►
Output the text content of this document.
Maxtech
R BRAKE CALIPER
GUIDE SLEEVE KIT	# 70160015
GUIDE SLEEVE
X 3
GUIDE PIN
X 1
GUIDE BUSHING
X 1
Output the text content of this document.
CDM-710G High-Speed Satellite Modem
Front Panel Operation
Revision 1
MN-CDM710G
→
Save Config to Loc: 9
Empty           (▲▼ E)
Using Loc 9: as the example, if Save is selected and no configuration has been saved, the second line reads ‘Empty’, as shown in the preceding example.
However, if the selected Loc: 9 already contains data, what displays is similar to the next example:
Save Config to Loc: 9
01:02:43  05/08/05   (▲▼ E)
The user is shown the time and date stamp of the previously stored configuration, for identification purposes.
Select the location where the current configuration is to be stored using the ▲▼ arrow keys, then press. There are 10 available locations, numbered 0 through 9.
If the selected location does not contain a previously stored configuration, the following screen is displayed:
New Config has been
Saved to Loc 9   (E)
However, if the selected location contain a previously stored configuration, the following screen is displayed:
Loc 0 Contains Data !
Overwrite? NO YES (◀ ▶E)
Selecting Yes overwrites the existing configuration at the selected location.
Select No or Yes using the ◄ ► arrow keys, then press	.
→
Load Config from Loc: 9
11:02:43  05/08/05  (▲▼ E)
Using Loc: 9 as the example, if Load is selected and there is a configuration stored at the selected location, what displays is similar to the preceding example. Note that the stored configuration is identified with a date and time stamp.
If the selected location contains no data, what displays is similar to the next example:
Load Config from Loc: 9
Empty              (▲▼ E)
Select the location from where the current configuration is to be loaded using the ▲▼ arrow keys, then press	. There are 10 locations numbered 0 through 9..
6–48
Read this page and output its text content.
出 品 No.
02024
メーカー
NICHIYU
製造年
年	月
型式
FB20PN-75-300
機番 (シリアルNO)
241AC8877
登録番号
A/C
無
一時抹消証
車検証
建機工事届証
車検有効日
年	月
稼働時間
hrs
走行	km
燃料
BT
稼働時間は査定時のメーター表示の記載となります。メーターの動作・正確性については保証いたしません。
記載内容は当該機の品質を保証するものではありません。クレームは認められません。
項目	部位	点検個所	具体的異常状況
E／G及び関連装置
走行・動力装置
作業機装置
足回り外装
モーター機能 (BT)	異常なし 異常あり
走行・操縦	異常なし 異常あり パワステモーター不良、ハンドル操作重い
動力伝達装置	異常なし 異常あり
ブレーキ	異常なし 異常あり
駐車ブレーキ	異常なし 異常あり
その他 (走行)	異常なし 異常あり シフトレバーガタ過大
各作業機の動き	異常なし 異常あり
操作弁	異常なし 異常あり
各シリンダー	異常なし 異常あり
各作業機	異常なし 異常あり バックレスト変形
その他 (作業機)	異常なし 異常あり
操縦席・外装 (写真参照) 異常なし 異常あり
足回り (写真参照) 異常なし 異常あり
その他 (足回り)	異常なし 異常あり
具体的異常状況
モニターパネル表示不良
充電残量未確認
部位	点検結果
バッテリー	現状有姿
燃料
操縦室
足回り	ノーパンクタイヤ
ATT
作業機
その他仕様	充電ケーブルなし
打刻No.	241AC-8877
◄
— Objective —
Give the listing again, word for word.

— Response to the task —
Output the text content of this document.
Maxtech
R BRAKE CALIPER
GUIDE SLEEVE KIT	# 70160015
GUIDE SLEEVE
X 3
GUIDE PIN
X 1
GUIDE BUSHING
X 1
Output the text content of this document.
CDM-710G High-Speed Satellite Modem
Front Panel Operation
Revision 1
MN-CDM710G
→
Save Config to Loc: 9
Empty           (▲▼ E)
Using Loc 9: as the example, if Save is selected and no configuration has been saved, the second line reads ‘Empty’, as shown in the preceding example.
However, if the selected Loc: 9 already contains data, what displays is similar to the next example:
Save Config to Loc: 9
01:02:43  05/08/05   (▲▼ E)
The user is shown the time and date stamp of the previously stored configuration, for identification purposes.
Select the location where the current configuration is to be stored using the ▲▼ arrow keys, then press. There are 10 available locations, numbered 0 through 9.
If the selected location does not contain a previously stored configuration, the following screen is displayed:
New Config has been
Saved to Loc 9   (E)
However, if the selected location contain a previously stored configuration, the following screen is displayed:
Loc 0 Contains Data !
Overwrite? NO YES (◀ ▶E)
Selecting Yes overwrites the existing configuration at the selected location.
Select No or Yes using the ◄ ► arrow keys, then press	.
→
Load Config from Loc: 9
11:02:43  05/08/05  (▲▼ E)
Using Loc: 9 as the example, if Load is selected and there is a configuration stored at the selected location, what displays is similar to the preceding example. Note that the stored configuration is identified with a date and time stamp.
If the selected location contains no data, what displays is similar to the next example:
Load Config from Loc: 9
Empty              (▲▼ E)
Select the location from where the current configuration is to be loaded using the ▲▼ arrow keys, then press	. There are 10 locations numbered 0 through 9..
6–48
Read this page and output its text content.
出 品 No.
02024
メーカー
NICHIYU
製造年
年	月
型式
FB20PN-75-300
機番 (シリアルNO)
241AC8877
登録番号
A/C
無
一時抹消証
車検証
建機工事届証
車検有効日
年	月
稼働時間
hrs
走行	km
燃料
BT
稼働時間は査定時のメーター表示の記載となります。メーターの動作・正確性については保証いたしません。
記載内容は当該機の品質を保証するものではありません。クレームは認められません。
項目	部位	点検個所	具体的異常状況
E／G及び関連装置
走行・動力装置
作業機装置
足回り外装
モーター機能 (BT)	異常なし 異常あり
走行・操縦	異常なし 異常あり パワステモーター不良、ハンドル操作重い
動力伝達装置	異常なし 異常あり
ブレーキ	異常なし 異常あり
駐車ブレーキ	異常なし 異常あり
その他 (走行)	異常なし 異常あり シフトレバーガタ過大
各作業機の動き	異常なし 異常あり
操作弁	異常なし 異常あり
各シリンダー	異常なし 異常あり
各作業機	異常なし 異常あり バックレスト変形
その他 (作業機)	異常なし 異常あり
操縦席・外装 (写真参照) 異常なし 異常あり
足回り (写真参照) 異常なし 異常あり
その他 (足回り)	異常なし 異常あり
具体的異常状況
モニターパネル表示不良
充電残量未確認
部位	点検結果
バッテリー	現状有姿
燃料
操縦室
足回り	ノーパンクタイヤ
ATT
作業機
その他仕様	充電ケーブルなし
打刻No.	241AC-8877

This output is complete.